-------- Exercise materials

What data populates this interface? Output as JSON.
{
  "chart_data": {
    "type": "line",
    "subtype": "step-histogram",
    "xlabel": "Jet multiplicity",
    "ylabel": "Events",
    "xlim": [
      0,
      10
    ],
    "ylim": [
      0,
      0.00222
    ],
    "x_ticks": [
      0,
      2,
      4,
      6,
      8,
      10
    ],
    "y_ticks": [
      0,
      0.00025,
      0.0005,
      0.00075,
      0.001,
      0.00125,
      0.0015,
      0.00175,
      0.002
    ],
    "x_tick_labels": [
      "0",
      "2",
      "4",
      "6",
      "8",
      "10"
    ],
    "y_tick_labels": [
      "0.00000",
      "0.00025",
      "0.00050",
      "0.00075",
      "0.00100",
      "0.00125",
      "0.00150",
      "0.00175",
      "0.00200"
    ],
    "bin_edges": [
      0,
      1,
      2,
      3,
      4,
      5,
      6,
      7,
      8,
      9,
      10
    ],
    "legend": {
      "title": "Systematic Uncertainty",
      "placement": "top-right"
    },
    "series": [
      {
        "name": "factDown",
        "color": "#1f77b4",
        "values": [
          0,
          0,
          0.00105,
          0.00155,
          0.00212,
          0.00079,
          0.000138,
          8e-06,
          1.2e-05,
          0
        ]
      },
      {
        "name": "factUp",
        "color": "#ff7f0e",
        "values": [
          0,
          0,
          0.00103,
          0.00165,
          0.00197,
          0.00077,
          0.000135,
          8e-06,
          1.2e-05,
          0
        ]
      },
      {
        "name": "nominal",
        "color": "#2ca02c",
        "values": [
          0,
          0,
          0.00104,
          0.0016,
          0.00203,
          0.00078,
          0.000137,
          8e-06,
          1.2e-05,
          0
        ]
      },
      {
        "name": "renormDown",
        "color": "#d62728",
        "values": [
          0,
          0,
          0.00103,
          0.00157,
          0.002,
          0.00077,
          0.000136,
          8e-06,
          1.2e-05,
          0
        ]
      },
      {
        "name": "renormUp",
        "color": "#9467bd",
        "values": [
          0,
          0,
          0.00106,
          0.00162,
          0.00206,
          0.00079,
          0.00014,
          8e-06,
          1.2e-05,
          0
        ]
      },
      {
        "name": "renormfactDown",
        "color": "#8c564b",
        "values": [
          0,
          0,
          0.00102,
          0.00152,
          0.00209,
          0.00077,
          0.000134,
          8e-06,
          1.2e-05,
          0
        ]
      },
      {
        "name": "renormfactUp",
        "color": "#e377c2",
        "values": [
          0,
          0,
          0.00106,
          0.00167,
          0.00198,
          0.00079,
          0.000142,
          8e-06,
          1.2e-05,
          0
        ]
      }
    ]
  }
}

----------------

■ **Task prompt**
Copy out the whole listing exactly as written.

■ **Answer in full**
What data populates this interface? Output as JSON.
{
  "chart_data": {
    "type": "line",
    "subtype": "step-histogram",
    "xlabel": "Jet multiplicity",
    "ylabel": "Events",
    "xlim": [
      0,
      10
    ],
    "ylim": [
      0,
      0.00222
    ],
    "x_ticks": [
      0,
      2,
      4,
      6,
      8,
      10
    ],
    "y_ticks": [
      0,
      0.00025,
      0.0005,
      0.00075,
      0.001,
      0.00125,
      0.0015,
      0.00175,
      0.002
    ],
    "x_tick_labels": [
      "0",
      "2",
      "4",
      "6",
      "8",
      "10"
    ],
    "y_tick_labels": [
      "0.00000",
      "0.00025",
      "0.00050",
      "0.00075",
      "0.00100",
      "0.00125",
      "0.00150",
      "0.00175",
      "0.00200"
    ],
    "bin_edges": [
      0,
      1,
      2,
      3,
      4,
      5,
      6,
      7,
      8,
      9,
      10
    ],
    "legend": {
      "title": "Systematic Uncertainty",
      "placement": "top-right"
    },
    "series": [
      {
        "name": "factDown",
        "color": "#1f77b4",
        "values": [
          0,
          0,
          0.00105,
          0.00155,
          0.00212,
          0.00079,
          0.000138,
          8e-06,
          1.2e-05,
          0
        ]
      },
      {
        "name": "factUp",
        "color": "#ff7f0e",
        "values": [
          0,
          0,
          0.00103,
          0.00165,
          0.00197,
          0.00077,
          0.000135,
          8e-06,
          1.2e-05,
          0
        ]
      },
      {
        "name": "nominal",
        "color": "#2ca02c",
        "values": [
          0,
          0,
          0.00104,
          0.0016,
          0.00203,
          0.00078,
          0.000137,
          8e-06,
          1.2e-05,
          0
        ]
      },
      {
        "name": "renormDown",
        "color": "#d62728",
        "values": [
          0,
          0,
          0.00103,
          0.00157,
          0.002,
          0.00077,
          0.000136,
          8e-06,
          1.2e-05,
          0
        ]
      },
      {
        "name": "renormUp",
        "color": "#9467bd",
        "values": [
          0,
          0,
          0.00106,
          0.00162,
          0.00206,
          0.00079,
          0.00014,
          8e-06,
          1.2e-05,
          0
        ]
      },
      {
        "name": "renormfactDown",
        "color": "#8c564b",
        "values": [
          0,
          0,
          0.00102,
          0.00152,
          0.00209,
          0.00077,
          0.000134,
          8e-06,
          1.2e-05,
          0
        ]
      },
      {
        "name": "renormfactUp",
        "color": "#e377c2",
        "values": [
          0,
          0,
          0.00106,
          0.00167,
          0.00198,
          0.00079,
          0.000142,
          8e-06,
          1.2e-05,
          0
        ]
      }
    ]
  }
}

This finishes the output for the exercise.